- [TASK TO CARRY OUT]:
From the listing, collect all lines containing the word "SUITE".

- [THE DATA]:
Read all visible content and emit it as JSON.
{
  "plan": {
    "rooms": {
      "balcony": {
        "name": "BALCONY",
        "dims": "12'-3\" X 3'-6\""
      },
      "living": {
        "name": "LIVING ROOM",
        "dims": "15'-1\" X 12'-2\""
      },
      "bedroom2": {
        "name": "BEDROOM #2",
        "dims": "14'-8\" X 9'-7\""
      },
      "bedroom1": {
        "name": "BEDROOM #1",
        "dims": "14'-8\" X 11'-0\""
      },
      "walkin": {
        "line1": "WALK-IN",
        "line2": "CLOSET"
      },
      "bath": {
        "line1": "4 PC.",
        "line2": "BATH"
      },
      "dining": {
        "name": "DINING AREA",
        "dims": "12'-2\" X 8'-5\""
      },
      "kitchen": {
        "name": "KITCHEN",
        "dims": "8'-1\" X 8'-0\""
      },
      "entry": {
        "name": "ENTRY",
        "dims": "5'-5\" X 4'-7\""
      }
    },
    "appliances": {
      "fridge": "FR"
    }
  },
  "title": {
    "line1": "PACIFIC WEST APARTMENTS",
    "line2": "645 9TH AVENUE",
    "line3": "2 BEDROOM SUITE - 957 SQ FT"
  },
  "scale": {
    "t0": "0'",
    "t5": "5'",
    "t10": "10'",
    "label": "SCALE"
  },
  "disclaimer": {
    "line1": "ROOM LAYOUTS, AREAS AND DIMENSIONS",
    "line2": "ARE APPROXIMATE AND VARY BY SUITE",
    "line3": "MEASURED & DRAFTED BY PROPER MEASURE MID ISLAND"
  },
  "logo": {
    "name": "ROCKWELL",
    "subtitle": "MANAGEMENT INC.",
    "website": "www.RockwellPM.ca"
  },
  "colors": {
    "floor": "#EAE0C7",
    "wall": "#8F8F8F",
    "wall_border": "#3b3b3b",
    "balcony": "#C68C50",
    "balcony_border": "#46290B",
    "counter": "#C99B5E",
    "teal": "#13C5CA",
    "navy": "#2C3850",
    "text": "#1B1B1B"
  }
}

- [SOLUTION TO THIS PROBLEM]:
    "line3": "2 BEDROOM SUITE - 957 SQ FT"
    "line2": "ARE APPROXIMATE AND VARY BY SUITE",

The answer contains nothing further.